- [WORK REQUIRED] Report how many lines contain "determinar"; state the number and nothing else.

* Begin RECORDS FOR THE TASK *

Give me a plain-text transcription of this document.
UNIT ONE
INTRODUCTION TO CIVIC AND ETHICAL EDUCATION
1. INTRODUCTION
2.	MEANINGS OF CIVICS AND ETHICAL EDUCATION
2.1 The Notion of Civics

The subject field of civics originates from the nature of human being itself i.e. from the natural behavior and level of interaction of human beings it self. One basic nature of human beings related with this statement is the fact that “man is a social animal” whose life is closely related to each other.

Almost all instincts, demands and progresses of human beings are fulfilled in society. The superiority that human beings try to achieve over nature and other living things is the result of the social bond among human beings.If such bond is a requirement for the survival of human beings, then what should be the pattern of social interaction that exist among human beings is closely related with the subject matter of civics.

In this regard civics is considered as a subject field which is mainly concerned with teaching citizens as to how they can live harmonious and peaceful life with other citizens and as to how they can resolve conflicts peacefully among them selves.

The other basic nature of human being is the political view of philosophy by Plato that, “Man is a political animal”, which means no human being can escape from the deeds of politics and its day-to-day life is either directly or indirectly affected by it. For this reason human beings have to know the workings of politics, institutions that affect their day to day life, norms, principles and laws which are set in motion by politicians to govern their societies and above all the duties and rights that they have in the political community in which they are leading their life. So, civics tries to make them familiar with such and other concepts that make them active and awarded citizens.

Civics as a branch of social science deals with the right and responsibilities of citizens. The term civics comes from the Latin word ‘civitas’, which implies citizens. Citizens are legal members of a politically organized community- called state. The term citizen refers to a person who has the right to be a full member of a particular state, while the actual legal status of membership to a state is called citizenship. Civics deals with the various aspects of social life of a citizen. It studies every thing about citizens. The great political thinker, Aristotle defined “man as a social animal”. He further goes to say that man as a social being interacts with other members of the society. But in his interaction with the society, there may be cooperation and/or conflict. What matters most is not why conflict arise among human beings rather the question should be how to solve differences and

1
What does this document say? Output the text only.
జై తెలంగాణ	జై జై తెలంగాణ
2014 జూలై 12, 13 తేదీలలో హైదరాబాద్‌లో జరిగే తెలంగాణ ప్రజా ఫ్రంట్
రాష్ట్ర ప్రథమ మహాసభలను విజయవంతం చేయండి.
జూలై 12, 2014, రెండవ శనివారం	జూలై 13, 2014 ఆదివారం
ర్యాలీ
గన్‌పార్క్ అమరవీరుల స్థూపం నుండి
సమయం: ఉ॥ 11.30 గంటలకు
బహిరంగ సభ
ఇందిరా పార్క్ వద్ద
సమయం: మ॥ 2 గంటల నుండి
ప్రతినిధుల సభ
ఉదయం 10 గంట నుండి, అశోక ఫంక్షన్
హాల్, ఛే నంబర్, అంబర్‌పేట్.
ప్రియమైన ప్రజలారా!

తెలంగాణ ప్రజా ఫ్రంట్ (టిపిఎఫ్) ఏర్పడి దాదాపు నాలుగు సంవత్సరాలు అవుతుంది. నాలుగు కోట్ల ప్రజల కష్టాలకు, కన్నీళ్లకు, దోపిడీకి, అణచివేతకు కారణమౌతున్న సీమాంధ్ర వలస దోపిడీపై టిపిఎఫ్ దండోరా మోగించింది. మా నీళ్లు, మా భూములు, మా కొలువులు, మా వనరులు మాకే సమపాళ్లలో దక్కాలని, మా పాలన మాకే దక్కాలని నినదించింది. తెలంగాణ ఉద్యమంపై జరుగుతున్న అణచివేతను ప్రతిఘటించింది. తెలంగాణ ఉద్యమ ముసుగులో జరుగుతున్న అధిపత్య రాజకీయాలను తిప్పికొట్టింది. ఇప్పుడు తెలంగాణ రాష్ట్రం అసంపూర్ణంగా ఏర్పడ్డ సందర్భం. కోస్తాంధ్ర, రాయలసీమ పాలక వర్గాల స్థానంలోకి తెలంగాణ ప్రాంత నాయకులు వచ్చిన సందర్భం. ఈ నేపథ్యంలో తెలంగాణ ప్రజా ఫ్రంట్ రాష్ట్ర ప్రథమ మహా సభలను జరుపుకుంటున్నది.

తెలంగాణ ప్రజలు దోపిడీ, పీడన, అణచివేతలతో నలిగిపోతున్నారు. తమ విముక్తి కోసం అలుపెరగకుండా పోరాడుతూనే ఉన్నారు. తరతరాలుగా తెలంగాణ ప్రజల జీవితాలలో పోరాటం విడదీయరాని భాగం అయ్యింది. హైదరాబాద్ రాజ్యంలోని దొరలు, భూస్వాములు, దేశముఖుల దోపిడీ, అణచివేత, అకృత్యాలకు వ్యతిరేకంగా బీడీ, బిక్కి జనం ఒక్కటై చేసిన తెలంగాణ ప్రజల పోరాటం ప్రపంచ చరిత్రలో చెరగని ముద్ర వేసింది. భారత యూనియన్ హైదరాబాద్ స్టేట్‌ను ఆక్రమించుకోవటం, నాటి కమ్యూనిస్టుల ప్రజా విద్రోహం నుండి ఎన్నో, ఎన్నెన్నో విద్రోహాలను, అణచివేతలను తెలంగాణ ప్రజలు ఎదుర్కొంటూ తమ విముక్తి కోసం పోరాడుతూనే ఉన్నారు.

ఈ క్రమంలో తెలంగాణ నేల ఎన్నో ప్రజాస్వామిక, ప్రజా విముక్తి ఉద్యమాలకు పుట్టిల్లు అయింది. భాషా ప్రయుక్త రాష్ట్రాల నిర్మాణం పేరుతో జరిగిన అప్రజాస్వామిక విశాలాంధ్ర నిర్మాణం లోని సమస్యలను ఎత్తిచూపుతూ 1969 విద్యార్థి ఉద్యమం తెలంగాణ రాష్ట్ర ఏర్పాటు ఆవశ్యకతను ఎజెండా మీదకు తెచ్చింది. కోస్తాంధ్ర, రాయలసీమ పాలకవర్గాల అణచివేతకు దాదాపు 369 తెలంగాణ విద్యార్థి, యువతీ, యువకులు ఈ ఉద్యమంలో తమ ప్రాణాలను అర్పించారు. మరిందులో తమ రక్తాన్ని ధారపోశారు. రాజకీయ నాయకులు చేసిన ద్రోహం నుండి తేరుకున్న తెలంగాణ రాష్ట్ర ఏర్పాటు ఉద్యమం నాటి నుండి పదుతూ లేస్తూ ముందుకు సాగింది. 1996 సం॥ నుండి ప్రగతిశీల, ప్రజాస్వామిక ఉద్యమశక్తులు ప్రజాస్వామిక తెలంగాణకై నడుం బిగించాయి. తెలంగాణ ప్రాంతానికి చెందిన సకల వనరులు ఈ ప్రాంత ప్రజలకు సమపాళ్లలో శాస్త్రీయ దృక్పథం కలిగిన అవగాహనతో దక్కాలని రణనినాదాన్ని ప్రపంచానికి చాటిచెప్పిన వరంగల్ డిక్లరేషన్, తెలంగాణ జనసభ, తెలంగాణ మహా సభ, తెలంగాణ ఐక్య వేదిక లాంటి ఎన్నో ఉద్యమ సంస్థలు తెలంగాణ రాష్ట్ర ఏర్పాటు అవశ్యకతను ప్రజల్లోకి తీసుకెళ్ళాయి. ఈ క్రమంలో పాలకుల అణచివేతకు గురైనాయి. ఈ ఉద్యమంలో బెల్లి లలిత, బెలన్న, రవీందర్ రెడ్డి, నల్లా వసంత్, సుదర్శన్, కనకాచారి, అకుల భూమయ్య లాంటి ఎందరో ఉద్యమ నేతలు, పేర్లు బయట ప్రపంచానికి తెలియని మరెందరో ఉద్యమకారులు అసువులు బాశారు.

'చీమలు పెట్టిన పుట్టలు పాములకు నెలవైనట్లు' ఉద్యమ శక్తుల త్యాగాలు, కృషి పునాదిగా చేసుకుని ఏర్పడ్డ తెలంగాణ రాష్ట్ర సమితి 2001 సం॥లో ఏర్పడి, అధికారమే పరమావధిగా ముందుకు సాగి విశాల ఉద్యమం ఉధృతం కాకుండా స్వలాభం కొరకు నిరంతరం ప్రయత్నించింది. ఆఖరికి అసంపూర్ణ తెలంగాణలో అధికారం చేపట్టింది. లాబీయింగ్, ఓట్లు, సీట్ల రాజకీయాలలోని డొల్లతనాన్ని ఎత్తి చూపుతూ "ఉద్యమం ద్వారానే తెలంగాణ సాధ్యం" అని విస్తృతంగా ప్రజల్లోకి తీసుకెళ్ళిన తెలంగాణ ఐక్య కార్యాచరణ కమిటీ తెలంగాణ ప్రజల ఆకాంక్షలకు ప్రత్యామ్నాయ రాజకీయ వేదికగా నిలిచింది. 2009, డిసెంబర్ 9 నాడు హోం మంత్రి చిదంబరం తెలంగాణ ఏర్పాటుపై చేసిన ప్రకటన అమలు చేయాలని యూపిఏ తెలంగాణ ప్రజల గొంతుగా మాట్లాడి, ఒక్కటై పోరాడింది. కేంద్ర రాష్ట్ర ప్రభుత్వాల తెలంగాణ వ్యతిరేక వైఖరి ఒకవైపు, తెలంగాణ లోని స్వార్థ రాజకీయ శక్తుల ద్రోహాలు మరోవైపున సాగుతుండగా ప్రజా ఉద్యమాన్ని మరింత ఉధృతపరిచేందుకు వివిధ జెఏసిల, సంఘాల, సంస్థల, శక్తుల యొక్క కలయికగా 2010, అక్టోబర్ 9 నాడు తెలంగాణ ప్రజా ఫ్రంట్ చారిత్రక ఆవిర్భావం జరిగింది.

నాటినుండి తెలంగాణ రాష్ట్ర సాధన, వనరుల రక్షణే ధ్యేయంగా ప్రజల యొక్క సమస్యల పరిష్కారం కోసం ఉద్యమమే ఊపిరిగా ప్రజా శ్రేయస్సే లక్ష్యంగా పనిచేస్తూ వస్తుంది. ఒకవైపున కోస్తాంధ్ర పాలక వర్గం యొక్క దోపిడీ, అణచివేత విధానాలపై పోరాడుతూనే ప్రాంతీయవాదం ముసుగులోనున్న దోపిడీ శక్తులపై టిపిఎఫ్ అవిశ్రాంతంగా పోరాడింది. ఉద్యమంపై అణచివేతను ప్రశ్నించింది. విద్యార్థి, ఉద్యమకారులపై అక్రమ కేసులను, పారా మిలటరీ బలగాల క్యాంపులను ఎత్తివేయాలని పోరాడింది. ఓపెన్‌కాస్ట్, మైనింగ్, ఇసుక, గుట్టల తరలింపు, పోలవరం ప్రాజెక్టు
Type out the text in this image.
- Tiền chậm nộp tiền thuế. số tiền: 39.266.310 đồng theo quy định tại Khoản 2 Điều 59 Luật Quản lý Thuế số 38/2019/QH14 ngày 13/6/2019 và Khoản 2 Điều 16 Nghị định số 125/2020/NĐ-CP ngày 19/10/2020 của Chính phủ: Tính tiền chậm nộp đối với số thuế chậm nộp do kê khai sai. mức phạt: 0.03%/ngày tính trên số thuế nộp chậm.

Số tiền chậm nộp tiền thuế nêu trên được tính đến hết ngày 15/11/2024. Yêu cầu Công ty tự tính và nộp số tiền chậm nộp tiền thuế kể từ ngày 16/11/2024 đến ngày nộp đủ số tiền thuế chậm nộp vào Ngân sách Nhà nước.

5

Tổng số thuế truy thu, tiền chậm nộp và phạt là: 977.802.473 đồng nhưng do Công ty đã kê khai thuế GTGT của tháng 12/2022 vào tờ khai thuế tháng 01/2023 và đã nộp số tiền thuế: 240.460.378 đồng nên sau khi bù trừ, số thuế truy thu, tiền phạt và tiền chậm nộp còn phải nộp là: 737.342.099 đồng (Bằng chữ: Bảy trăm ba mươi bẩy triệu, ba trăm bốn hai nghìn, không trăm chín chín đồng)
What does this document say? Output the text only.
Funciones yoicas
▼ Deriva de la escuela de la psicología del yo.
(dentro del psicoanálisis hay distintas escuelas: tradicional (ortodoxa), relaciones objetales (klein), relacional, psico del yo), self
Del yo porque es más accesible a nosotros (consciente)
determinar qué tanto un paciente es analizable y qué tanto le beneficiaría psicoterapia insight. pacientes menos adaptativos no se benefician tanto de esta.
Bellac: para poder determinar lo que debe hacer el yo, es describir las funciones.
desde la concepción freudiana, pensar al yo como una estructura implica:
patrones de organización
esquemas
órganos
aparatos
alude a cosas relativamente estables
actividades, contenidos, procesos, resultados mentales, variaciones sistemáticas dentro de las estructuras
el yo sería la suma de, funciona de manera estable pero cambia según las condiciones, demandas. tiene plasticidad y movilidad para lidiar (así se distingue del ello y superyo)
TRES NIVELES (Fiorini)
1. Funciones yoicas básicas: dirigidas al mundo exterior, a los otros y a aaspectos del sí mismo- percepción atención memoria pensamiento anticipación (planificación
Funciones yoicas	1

* End RECORDS FOR THE TASK *

- [RESULT OF THIS EXERCISE] 2